- [Required work]:
Make an exact copy of the entries, and keep any pictures out of it.

- [Rows]:
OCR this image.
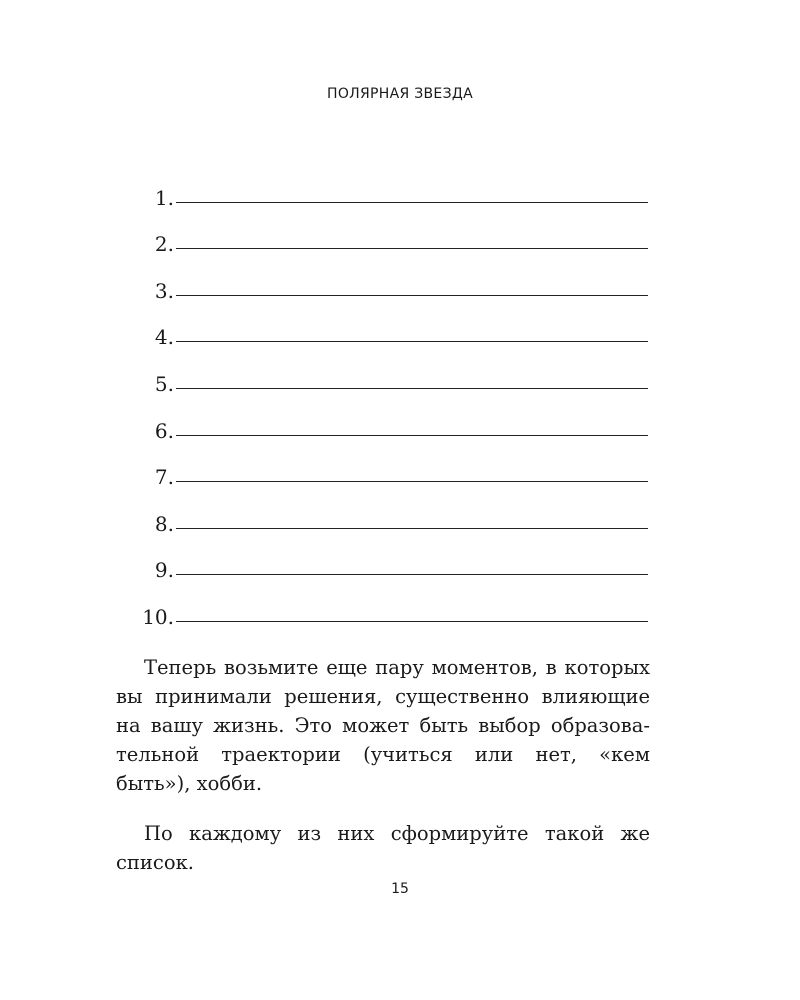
ПОЛЯРНАЯ ЗВЕЗДА
1.
2.
3.
4.
5.
6.
7.
8.
9.
10.

Теперь возьмите еще пару моментов, в которых вы принимали решения, существенно влияющие на вашу жизнь. Это может быть выбор образова-тельной траектории (учиться или нет, «кем быть»), хобби.

По каждому из них сформируйте такой же список.

15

- [Written response]:
OCR this image.
ПОЛЯРНАЯ ЗВЕЗДА
1.
2.
3.
4.
5.
6.
7.
8.
9.
10.

Теперь возьмите еще пару моментов, в которых вы принимали решения, существенно влияющие на вашу жизнь. Это может быть выбор образова-тельной траектории (учиться или нет, «кем быть»), хобби.

По каждому из них сформируйте такой же список.

15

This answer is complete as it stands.